%%
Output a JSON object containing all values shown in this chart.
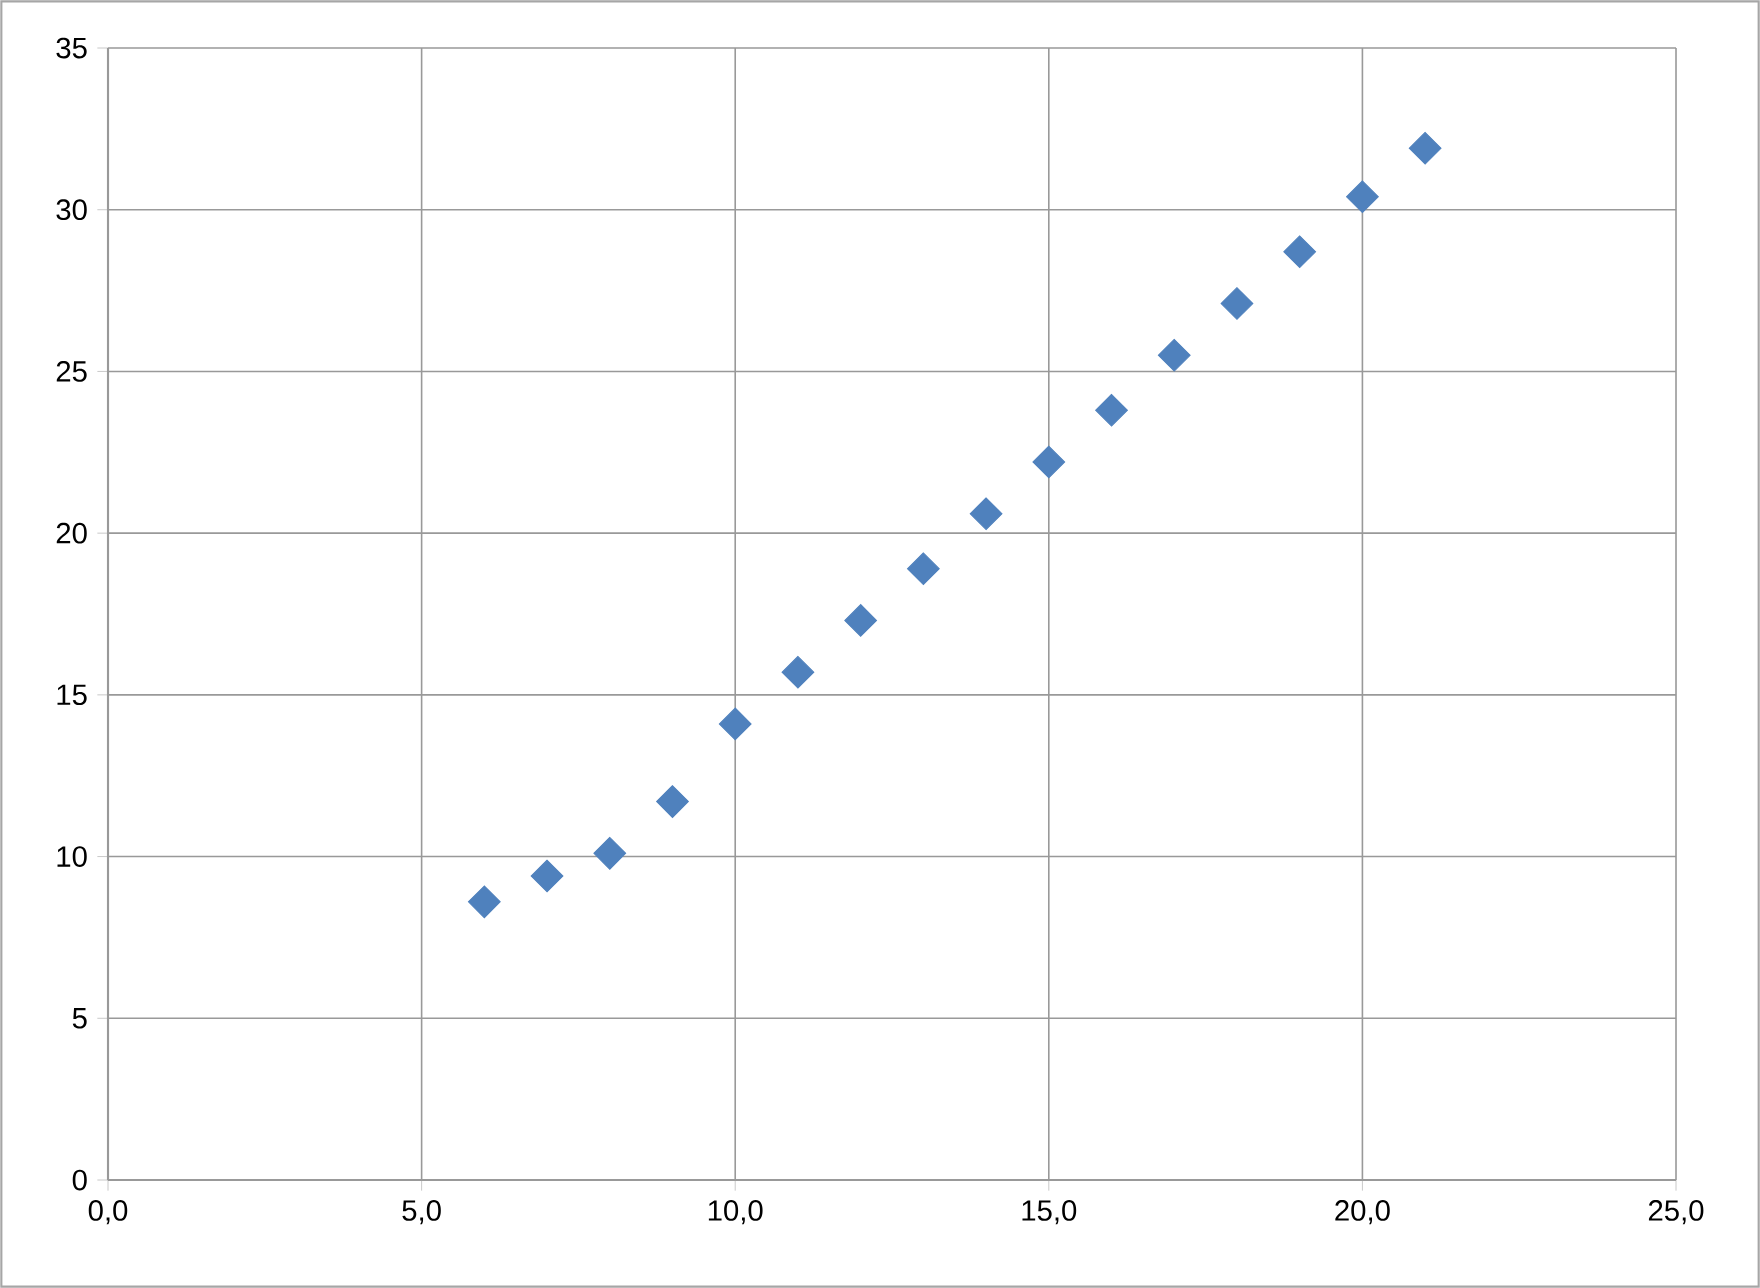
{
  "chart_data": {
    "type": "scatter",
    "marker": "diamond",
    "grid": true,
    "x": [
      6,
      7,
      8,
      9,
      10,
      11,
      12,
      13,
      14,
      15,
      16,
      17,
      18,
      19,
      20,
      21
    ],
    "values": [
      8.6,
      9.4,
      10.1,
      11.7,
      14.1,
      15.7,
      17.3,
      18.9,
      20.6,
      22.2,
      23.8,
      25.5,
      27.1,
      28.7,
      30.4,
      31.9
    ],
    "color": "#4f81bd",
    "xlim": [
      0,
      25
    ],
    "ylim": [
      0,
      35
    ],
    "xticks": [
      {
        "value": 0,
        "label": "0,0"
      },
      {
        "value": 5,
        "label": "5,0"
      },
      {
        "value": 10,
        "label": "10,0"
      },
      {
        "value": 15,
        "label": "15,0"
      },
      {
        "value": 20,
        "label": "20,0"
      },
      {
        "value": 25,
        "label": "25,0"
      }
    ],
    "yticks": [
      0,
      5,
      10,
      15,
      20,
      25,
      30,
      35
    ]
  }
}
%%
The records above need to be restated word for word, with the pictures left out.

Output a JSON object containing all values shown in this chart.
{
  "chart_data": {
    "type": "scatter",
    "marker": "diamond",
    "grid": true,
    "x": [
      6,
      7,
      8,
      9,
      10,
      11,
      12,
      13,
      14,
      15,
      16,
      17,
      18,
      19,
      20,
      21
    ],
    "values": [
      8.6,
      9.4,
      10.1,
      11.7,
      14.1,
      15.7,
      17.3,
      18.9,
      20.6,
      22.2,
      23.8,
      25.5,
      27.1,
      28.7,
      30.4,
      31.9
    ],
    "color": "#4f81bd",
    "xlim": [
      0,
      25
    ],
    "ylim": [
      0,
      35
    ],
    "xticks": [
      {
        "value": 0,
        "label": "0,0"
      },
      {
        "value": 5,
        "label": "5,0"
      },
      {
        "value": 10,
        "label": "10,0"
      },
      {
        "value": 15,
        "label": "15,0"
      },
      {
        "value": 20,
        "label": "20,0"
      },
      {
        "value": 25,
        "label": "25,0"
      }
    ],
    "yticks": [
      0,
      5,
      10,
      15,
      20,
      25,
      30,
      35
    ]
  }
}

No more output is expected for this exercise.